GOAL
Restate the data below word for word. Skip any images it contains.

DATA IN THIS EXERCISE

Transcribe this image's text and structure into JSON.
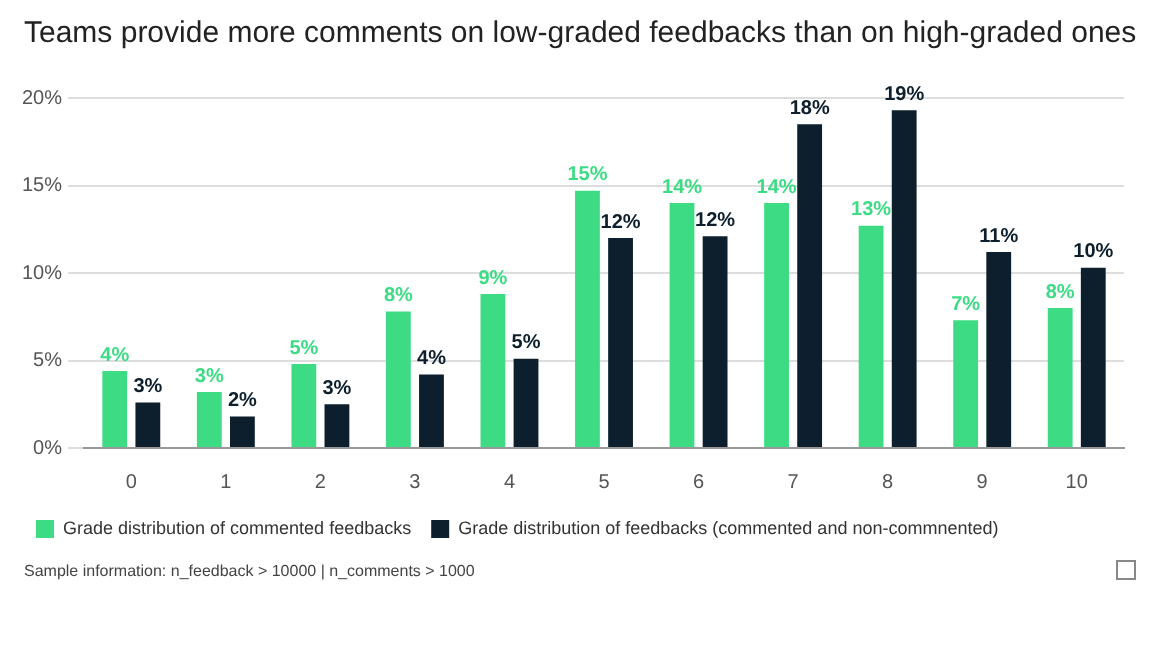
{
  "chart_data": {
    "type": "bar",
    "title": "Teams provide more comments on low-graded feedbacks than on high-graded ones",
    "categories": [
      "0",
      "1",
      "2",
      "3",
      "4",
      "5",
      "6",
      "7",
      "8",
      "9",
      "10"
    ],
    "series": [
      {
        "name": "Grade distribution of commented feedbacks",
        "color": "#3ddc84",
        "values": [
          4.4,
          3.2,
          4.8,
          7.8,
          8.8,
          14.7,
          14.0,
          14.0,
          12.7,
          7.3,
          8.0
        ],
        "value_labels": [
          "4%",
          "3%",
          "5%",
          "8%",
          "9%",
          "15%",
          "14%",
          "14%",
          "13%",
          "7%",
          "8%"
        ]
      },
      {
        "name": "Grade distribution of feedbacks (commented and non-commnented)",
        "color": "#0d1f2d",
        "values": [
          2.6,
          1.8,
          2.5,
          4.2,
          5.1,
          12.0,
          12.1,
          18.5,
          19.3,
          11.2,
          10.3
        ],
        "value_labels": [
          "3%",
          "2%",
          "3%",
          "4%",
          "5%",
          "12%",
          "12%",
          "18%",
          "19%",
          "11%",
          "10%"
        ]
      }
    ],
    "ylim": [
      0,
      20
    ],
    "yticks": [
      {
        "value": 0,
        "label": "0%"
      },
      {
        "value": 5,
        "label": "5%"
      },
      {
        "value": 10,
        "label": "10%"
      },
      {
        "value": 15,
        "label": "15%"
      },
      {
        "value": 20,
        "label": "20%"
      }
    ],
    "grid": "y",
    "legend": "bottom",
    "annotations": [
      "Sample information: n_feedback > 10000 | n_comments > 1000"
    ]
  }
}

RESPONSE TO THE TASK
Transcribe this image's text and structure into JSON.
{
  "chart_data": {
    "type": "bar",
    "title": "Teams provide more comments on low-graded feedbacks than on high-graded ones",
    "categories": [
      "0",
      "1",
      "2",
      "3",
      "4",
      "5",
      "6",
      "7",
      "8",
      "9",
      "10"
    ],
    "series": [
      {
        "name": "Grade distribution of commented feedbacks",
        "color": "#3ddc84",
        "values": [
          4.4,
          3.2,
          4.8,
          7.8,
          8.8,
          14.7,
          14.0,
          14.0,
          12.7,
          7.3,
          8.0
        ],
        "value_labels": [
          "4%",
          "3%",
          "5%",
          "8%",
          "9%",
          "15%",
          "14%",
          "14%",
          "13%",
          "7%",
          "8%"
        ]
      },
      {
        "name": "Grade distribution of feedbacks (commented and non-commnented)",
        "color": "#0d1f2d",
        "values": [
          2.6,
          1.8,
          2.5,
          4.2,
          5.1,
          12.0,
          12.1,
          18.5,
          19.3,
          11.2,
          10.3
        ],
        "value_labels": [
          "3%",
          "2%",
          "3%",
          "4%",
          "5%",
          "12%",
          "12%",
          "18%",
          "19%",
          "11%",
          "10%"
        ]
      }
    ],
    "ylim": [
      0,
      20
    ],
    "yticks": [
      {
        "value": 0,
        "label": "0%"
      },
      {
        "value": 5,
        "label": "5%"
      },
      {
        "value": 10,
        "label": "10%"
      },
      {
        "value": 15,
        "label": "15%"
      },
      {
        "value": 20,
        "label": "20%"
      }
    ],
    "grid": "y",
    "legend": "bottom",
    "annotations": [
      "Sample information: n_feedback > 10000 | n_comments > 1000"
    ]
  }
}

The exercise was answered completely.